Begin Dataset records

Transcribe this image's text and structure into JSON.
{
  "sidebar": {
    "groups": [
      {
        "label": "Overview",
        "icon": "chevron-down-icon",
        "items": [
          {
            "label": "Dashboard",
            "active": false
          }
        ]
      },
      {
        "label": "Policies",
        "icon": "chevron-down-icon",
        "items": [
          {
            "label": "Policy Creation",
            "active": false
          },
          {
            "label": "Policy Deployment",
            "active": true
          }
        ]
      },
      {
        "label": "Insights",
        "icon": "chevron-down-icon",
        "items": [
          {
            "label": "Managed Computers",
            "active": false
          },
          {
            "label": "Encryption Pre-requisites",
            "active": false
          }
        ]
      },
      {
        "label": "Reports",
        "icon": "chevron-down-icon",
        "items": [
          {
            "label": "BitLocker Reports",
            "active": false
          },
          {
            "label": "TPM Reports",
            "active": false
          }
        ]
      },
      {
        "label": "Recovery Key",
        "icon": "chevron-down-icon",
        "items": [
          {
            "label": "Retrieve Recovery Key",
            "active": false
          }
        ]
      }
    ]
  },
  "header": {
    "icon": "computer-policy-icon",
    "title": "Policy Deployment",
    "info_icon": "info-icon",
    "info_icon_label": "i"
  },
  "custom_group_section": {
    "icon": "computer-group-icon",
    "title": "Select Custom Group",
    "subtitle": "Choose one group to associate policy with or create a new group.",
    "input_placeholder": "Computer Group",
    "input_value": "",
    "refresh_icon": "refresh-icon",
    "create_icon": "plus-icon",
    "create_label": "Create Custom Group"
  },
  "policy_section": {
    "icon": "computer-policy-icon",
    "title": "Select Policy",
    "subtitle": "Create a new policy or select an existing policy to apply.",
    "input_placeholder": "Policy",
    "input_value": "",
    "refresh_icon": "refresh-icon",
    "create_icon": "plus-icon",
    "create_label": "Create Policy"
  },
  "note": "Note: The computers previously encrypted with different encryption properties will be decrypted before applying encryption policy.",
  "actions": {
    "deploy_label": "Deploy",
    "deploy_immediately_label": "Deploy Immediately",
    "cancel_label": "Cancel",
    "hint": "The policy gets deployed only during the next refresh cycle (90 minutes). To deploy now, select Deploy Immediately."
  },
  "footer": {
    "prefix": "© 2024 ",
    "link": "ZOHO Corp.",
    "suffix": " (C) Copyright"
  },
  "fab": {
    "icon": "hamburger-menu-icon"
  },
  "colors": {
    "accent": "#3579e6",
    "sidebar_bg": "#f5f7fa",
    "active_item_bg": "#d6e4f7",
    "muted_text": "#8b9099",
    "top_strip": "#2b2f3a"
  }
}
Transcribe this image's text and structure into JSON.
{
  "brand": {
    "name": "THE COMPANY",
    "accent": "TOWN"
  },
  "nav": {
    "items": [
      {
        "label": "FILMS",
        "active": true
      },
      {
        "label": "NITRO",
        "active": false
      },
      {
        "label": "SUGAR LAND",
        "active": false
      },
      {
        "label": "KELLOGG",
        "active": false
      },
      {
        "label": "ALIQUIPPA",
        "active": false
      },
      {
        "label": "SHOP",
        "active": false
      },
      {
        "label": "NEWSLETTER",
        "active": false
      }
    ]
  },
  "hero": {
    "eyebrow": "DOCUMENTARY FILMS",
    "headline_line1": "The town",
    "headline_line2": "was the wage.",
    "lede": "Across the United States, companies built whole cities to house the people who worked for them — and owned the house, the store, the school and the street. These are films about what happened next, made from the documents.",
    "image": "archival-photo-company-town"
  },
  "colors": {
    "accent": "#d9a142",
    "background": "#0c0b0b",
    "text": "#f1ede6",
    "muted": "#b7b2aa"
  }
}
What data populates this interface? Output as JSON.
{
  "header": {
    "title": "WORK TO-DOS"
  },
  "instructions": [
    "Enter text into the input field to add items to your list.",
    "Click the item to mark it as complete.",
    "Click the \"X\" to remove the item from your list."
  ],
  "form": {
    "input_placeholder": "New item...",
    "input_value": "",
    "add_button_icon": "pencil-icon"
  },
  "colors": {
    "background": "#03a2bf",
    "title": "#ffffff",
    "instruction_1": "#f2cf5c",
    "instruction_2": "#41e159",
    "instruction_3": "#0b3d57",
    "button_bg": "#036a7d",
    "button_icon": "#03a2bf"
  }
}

End Dataset records

Find the word "Deployment" in the entries, and copy every line it shows up in.

▶ _Output below_
            "label": "Policy Deployment",
    "title": "Policy Deployment",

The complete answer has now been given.